"""
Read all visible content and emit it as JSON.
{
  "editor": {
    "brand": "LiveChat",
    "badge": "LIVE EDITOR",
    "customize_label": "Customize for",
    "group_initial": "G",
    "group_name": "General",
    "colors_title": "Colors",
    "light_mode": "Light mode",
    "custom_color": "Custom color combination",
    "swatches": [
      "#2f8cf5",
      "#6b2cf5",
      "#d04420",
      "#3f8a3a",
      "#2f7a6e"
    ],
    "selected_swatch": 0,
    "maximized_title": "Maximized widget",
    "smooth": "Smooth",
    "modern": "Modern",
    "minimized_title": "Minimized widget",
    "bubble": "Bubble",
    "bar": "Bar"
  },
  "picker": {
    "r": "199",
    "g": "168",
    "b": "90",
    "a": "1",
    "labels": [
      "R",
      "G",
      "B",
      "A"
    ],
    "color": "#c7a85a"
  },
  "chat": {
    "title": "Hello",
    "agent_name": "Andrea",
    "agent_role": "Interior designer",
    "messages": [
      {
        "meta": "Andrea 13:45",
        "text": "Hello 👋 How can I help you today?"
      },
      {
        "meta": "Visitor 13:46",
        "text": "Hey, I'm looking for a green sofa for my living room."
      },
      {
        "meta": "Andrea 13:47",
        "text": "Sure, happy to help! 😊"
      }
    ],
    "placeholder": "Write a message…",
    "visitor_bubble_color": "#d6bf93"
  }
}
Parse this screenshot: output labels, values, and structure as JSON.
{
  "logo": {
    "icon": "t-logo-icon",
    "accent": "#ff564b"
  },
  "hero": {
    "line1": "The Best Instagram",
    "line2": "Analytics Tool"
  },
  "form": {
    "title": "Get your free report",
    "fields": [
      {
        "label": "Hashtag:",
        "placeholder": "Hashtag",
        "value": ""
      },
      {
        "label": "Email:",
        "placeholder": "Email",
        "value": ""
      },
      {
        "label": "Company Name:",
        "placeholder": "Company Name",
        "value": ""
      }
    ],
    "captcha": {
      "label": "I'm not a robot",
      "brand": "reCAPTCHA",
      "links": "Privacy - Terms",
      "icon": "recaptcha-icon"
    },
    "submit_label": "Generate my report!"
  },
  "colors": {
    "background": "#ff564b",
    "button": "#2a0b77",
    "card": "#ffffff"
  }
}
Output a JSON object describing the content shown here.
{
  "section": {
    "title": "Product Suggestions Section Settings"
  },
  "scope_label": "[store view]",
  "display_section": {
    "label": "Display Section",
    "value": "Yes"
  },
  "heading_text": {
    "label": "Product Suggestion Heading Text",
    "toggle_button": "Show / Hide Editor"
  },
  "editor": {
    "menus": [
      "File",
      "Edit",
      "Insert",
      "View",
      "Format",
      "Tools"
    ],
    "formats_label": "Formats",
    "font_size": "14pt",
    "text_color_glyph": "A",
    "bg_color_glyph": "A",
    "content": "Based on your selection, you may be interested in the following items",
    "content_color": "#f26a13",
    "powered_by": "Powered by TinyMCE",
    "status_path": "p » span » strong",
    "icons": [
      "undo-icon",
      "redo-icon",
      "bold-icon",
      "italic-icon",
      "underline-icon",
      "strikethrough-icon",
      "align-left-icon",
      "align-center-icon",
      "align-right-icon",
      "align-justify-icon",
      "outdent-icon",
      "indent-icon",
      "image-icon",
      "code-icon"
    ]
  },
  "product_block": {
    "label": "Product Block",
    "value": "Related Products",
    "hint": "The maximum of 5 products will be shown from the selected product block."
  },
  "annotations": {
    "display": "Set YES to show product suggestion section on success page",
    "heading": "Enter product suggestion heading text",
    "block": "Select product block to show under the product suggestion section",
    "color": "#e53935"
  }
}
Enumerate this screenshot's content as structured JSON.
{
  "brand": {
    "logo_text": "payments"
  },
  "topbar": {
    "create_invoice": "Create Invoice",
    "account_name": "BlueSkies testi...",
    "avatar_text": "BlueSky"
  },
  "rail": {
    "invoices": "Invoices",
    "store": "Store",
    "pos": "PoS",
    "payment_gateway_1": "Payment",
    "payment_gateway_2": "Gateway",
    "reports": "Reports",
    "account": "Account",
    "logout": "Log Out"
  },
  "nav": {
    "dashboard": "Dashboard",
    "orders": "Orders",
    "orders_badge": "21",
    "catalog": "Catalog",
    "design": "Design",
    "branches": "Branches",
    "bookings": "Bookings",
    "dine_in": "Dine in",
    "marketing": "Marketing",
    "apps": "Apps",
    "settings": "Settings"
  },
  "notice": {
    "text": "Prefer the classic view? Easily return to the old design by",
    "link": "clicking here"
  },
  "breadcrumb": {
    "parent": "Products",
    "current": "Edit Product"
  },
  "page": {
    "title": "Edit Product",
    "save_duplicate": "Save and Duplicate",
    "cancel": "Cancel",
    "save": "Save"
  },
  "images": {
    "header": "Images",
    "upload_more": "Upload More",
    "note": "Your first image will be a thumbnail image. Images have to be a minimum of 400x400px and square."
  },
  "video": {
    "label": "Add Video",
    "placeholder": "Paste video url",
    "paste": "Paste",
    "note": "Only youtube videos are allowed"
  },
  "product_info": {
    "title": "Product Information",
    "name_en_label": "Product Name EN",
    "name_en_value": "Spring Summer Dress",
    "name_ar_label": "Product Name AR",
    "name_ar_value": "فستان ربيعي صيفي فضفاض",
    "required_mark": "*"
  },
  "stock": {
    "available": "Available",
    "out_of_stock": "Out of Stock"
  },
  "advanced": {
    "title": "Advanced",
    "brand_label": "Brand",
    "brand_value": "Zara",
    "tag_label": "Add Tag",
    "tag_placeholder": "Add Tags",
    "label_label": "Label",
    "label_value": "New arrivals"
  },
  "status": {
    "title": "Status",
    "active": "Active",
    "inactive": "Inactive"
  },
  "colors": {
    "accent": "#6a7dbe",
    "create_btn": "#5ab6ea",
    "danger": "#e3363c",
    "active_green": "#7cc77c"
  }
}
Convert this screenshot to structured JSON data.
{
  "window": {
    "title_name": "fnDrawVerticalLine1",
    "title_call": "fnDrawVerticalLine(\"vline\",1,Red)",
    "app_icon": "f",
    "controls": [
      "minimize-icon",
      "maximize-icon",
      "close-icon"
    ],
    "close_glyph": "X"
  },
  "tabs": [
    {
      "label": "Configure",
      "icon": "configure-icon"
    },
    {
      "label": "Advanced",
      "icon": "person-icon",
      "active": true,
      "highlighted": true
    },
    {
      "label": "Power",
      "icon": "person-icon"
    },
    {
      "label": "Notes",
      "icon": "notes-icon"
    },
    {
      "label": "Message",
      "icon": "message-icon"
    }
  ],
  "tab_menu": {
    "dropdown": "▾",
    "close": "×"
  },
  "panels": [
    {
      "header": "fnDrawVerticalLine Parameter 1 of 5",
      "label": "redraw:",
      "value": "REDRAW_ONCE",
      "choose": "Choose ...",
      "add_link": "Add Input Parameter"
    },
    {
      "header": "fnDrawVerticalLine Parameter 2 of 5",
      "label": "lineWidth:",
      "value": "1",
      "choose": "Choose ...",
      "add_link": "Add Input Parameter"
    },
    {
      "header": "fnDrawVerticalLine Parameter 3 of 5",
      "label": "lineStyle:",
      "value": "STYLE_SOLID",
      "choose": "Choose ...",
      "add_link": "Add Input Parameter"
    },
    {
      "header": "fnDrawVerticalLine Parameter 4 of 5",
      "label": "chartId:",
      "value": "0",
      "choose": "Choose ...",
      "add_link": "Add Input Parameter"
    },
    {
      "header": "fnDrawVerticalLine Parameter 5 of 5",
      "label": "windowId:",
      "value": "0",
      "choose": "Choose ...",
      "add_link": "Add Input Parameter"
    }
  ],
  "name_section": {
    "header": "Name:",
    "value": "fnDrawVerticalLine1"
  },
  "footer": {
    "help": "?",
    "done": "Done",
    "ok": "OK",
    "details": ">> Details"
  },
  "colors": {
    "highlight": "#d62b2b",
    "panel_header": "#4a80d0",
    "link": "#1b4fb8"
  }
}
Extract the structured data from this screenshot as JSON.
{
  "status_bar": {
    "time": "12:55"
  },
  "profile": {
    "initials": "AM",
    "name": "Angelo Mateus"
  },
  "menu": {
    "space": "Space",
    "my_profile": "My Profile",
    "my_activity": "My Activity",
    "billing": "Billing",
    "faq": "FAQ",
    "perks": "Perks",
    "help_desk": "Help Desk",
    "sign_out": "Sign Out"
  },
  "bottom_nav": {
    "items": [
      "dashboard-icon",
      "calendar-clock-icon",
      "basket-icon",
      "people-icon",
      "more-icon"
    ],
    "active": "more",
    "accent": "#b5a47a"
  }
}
"""
### Exercise details
Look through the data above. Copy every line with the string "this" in it.

### Result of the exercise
Parse this screenshot: output labels, values, and structure as JSON.
Enumerate this screenshot's content as structured JSON.
Convert this screenshot to structured JSON data.
Extract the structured data from this screenshot as JSON.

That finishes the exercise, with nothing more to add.